--- Start Records to use ---

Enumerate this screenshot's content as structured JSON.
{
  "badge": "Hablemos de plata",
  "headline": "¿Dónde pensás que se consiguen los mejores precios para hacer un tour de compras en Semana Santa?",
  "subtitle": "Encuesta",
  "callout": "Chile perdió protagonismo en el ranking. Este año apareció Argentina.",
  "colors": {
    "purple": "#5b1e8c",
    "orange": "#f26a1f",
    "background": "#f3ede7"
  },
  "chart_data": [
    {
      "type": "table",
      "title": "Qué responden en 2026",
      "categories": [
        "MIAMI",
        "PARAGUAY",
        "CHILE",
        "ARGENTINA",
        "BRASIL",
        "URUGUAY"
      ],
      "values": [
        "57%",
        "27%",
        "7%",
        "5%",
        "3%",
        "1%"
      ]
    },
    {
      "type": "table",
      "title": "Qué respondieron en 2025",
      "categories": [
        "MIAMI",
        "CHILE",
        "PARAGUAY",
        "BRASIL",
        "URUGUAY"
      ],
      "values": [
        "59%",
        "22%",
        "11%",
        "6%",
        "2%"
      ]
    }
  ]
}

--- End Records to use ---

### Exercise
All of the records must be retyped exactly as they are.

### Solution for this exercise
Enumerate this screenshot's content as structured JSON.
{
  "badge": "Hablemos de plata",
  "headline": "¿Dónde pensás que se consiguen los mejores precios para hacer un tour de compras en Semana Santa?",
  "subtitle": "Encuesta",
  "callout": "Chile perdió protagonismo en el ranking. Este año apareció Argentina.",
  "colors": {
    "purple": "#5b1e8c",
    "orange": "#f26a1f",
    "background": "#f3ede7"
  },
  "chart_data": [
    {
      "type": "table",
      "title": "Qué responden en 2026",
      "categories": [
        "MIAMI",
        "PARAGUAY",
        "CHILE",
        "ARGENTINA",
        "BRASIL",
        "URUGUAY"
      ],
      "values": [
        "57%",
        "27%",
        "7%",
        "5%",
        "3%",
        "1%"
      ]
    },
    {
      "type": "table",
      "title": "Qué respondieron en 2025",
      "categories": [
        "MIAMI",
        "CHILE",
        "PARAGUAY",
        "BRASIL",
        "URUGUAY"
      ],
      "values": [
        "59%",
        "22%",
        "11%",
        "6%",
        "2%"
      ]
    }
  ]
}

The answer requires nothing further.